What you have to do:
Reproduce the records below exactly, leaving out any pictures.

Source data:
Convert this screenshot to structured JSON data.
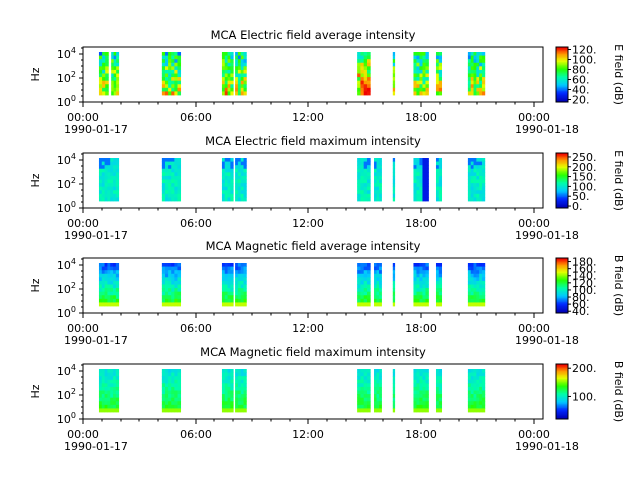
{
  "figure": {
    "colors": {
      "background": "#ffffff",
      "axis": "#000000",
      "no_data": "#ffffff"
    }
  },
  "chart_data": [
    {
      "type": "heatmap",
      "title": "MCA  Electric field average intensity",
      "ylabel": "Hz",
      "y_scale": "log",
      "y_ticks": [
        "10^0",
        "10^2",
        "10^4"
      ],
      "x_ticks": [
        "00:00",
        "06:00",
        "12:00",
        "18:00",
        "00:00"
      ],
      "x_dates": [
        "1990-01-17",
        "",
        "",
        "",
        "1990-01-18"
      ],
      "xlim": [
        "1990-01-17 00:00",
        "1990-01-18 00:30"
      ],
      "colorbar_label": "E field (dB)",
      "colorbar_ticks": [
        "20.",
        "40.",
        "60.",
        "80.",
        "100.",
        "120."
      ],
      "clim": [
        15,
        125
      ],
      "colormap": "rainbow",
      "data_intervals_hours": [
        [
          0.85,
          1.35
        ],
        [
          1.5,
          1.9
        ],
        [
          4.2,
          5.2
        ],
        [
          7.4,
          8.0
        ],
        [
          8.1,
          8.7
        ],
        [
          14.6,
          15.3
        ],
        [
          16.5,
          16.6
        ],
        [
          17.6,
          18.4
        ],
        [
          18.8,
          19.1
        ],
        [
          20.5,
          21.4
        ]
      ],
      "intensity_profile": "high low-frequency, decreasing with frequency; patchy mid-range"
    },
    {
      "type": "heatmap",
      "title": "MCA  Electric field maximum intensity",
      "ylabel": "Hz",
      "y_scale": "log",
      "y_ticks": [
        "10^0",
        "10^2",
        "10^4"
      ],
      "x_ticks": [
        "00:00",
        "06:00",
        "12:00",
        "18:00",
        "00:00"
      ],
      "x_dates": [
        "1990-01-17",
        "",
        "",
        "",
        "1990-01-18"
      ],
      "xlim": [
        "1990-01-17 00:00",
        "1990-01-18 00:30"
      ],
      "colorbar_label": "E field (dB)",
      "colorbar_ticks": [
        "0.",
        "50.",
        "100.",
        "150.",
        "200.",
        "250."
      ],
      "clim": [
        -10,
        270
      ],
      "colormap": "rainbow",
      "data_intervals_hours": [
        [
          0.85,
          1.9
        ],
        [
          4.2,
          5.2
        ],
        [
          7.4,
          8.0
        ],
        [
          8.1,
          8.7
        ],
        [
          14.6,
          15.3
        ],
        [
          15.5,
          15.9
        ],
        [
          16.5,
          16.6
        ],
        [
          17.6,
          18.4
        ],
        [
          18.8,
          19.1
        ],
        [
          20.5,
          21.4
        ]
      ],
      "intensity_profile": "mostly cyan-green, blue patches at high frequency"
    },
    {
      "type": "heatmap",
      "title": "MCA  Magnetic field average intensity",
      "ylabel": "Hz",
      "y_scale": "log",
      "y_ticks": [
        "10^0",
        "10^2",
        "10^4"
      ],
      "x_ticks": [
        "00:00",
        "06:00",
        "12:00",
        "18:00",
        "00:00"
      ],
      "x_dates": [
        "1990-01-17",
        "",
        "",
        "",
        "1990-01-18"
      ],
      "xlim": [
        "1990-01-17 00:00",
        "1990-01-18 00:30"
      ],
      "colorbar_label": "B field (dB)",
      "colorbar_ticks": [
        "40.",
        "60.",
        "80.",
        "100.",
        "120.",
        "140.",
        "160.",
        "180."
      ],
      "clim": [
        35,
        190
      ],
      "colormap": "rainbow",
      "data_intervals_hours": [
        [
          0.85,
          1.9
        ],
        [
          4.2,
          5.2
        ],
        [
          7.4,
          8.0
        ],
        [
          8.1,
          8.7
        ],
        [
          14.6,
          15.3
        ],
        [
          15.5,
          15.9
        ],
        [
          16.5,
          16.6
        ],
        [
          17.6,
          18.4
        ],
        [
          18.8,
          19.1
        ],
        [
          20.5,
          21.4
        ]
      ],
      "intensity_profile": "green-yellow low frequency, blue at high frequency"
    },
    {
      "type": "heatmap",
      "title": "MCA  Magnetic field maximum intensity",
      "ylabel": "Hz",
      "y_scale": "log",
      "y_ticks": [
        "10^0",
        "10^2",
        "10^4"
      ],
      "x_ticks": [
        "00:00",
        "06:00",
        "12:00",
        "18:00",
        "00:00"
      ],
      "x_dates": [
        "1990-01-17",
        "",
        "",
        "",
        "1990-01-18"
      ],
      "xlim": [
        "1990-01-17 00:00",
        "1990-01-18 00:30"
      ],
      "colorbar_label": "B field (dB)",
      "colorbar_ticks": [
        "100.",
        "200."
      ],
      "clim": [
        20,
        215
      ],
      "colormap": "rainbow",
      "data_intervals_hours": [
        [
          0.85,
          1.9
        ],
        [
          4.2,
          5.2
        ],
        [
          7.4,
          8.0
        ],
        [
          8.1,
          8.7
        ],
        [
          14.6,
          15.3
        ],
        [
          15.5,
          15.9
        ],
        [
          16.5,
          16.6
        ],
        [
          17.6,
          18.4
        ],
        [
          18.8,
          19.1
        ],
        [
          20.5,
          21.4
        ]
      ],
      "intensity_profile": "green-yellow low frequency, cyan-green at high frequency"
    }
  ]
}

Complete answer:
Convert this screenshot to structured JSON data.
{
  "figure": {
    "colors": {
      "background": "#ffffff",
      "axis": "#000000",
      "no_data": "#ffffff"
    }
  },
  "chart_data": [
    {
      "type": "heatmap",
      "title": "MCA  Electric field average intensity",
      "ylabel": "Hz",
      "y_scale": "log",
      "y_ticks": [
        "10^0",
        "10^2",
        "10^4"
      ],
      "x_ticks": [
        "00:00",
        "06:00",
        "12:00",
        "18:00",
        "00:00"
      ],
      "x_dates": [
        "1990-01-17",
        "",
        "",
        "",
        "1990-01-18"
      ],
      "xlim": [
        "1990-01-17 00:00",
        "1990-01-18 00:30"
      ],
      "colorbar_label": "E field (dB)",
      "colorbar_ticks": [
        "20.",
        "40.",
        "60.",
        "80.",
        "100.",
        "120."
      ],
      "clim": [
        15,
        125
      ],
      "colormap": "rainbow",
      "data_intervals_hours": [
        [
          0.85,
          1.35
        ],
        [
          1.5,
          1.9
        ],
        [
          4.2,
          5.2
        ],
        [
          7.4,
          8.0
        ],
        [
          8.1,
          8.7
        ],
        [
          14.6,
          15.3
        ],
        [
          16.5,
          16.6
        ],
        [
          17.6,
          18.4
        ],
        [
          18.8,
          19.1
        ],
        [
          20.5,
          21.4
        ]
      ],
      "intensity_profile": "high low-frequency, decreasing with frequency; patchy mid-range"
    },
    {
      "type": "heatmap",
      "title": "MCA  Electric field maximum intensity",
      "ylabel": "Hz",
      "y_scale": "log",
      "y_ticks": [
        "10^0",
        "10^2",
        "10^4"
      ],
      "x_ticks": [
        "00:00",
        "06:00",
        "12:00",
        "18:00",
        "00:00"
      ],
      "x_dates": [
        "1990-01-17",
        "",
        "",
        "",
        "1990-01-18"
      ],
      "xlim": [
        "1990-01-17 00:00",
        "1990-01-18 00:30"
      ],
      "colorbar_label": "E field (dB)",
      "colorbar_ticks": [
        "0.",
        "50.",
        "100.",
        "150.",
        "200.",
        "250."
      ],
      "clim": [
        -10,
        270
      ],
      "colormap": "rainbow",
      "data_intervals_hours": [
        [
          0.85,
          1.9
        ],
        [
          4.2,
          5.2
        ],
        [
          7.4,
          8.0
        ],
        [
          8.1,
          8.7
        ],
        [
          14.6,
          15.3
        ],
        [
          15.5,
          15.9
        ],
        [
          16.5,
          16.6
        ],
        [
          17.6,
          18.4
        ],
        [
          18.8,
          19.1
        ],
        [
          20.5,
          21.4
        ]
      ],
      "intensity_profile": "mostly cyan-green, blue patches at high frequency"
    },
    {
      "type": "heatmap",
      "title": "MCA  Magnetic field average intensity",
      "ylabel": "Hz",
      "y_scale": "log",
      "y_ticks": [
        "10^0",
        "10^2",
        "10^4"
      ],
      "x_ticks": [
        "00:00",
        "06:00",
        "12:00",
        "18:00",
        "00:00"
      ],
      "x_dates": [
        "1990-01-17",
        "",
        "",
        "",
        "1990-01-18"
      ],
      "xlim": [
        "1990-01-17 00:00",
        "1990-01-18 00:30"
      ],
      "colorbar_label": "B field (dB)",
      "colorbar_ticks": [
        "40.",
        "60.",
        "80.",
        "100.",
        "120.",
        "140.",
        "160.",
        "180."
      ],
      "clim": [
        35,
        190
      ],
      "colormap": "rainbow",
      "data_intervals_hours": [
        [
          0.85,
          1.9
        ],
        [
          4.2,
          5.2
        ],
        [
          7.4,
          8.0
        ],
        [
          8.1,
          8.7
        ],
        [
          14.6,
          15.3
        ],
        [
          15.5,
          15.9
        ],
        [
          16.5,
          16.6
        ],
        [
          17.6,
          18.4
        ],
        [
          18.8,
          19.1
        ],
        [
          20.5,
          21.4
        ]
      ],
      "intensity_profile": "green-yellow low frequency, blue at high frequency"
    },
    {
      "type": "heatmap",
      "title": "MCA  Magnetic field maximum intensity",
      "ylabel": "Hz",
      "y_scale": "log",
      "y_ticks": [
        "10^0",
        "10^2",
        "10^4"
      ],
      "x_ticks": [
        "00:00",
        "06:00",
        "12:00",
        "18:00",
        "00:00"
      ],
      "x_dates": [
        "1990-01-17",
        "",
        "",
        "",
        "1990-01-18"
      ],
      "xlim": [
        "1990-01-17 00:00",
        "1990-01-18 00:30"
      ],
      "colorbar_label": "B field (dB)",
      "colorbar_ticks": [
        "100.",
        "200."
      ],
      "clim": [
        20,
        215
      ],
      "colormap": "rainbow",
      "data_intervals_hours": [
        [
          0.85,
          1.9
        ],
        [
          4.2,
          5.2
        ],
        [
          7.4,
          8.0
        ],
        [
          8.1,
          8.7
        ],
        [
          14.6,
          15.3
        ],
        [
          15.5,
          15.9
        ],
        [
          16.5,
          16.6
        ],
        [
          17.6,
          18.4
        ],
        [
          18.8,
          19.1
        ],
        [
          20.5,
          21.4
        ]
      ],
      "intensity_profile": "green-yellow low frequency, cyan-green at high frequency"
    }
  ]
}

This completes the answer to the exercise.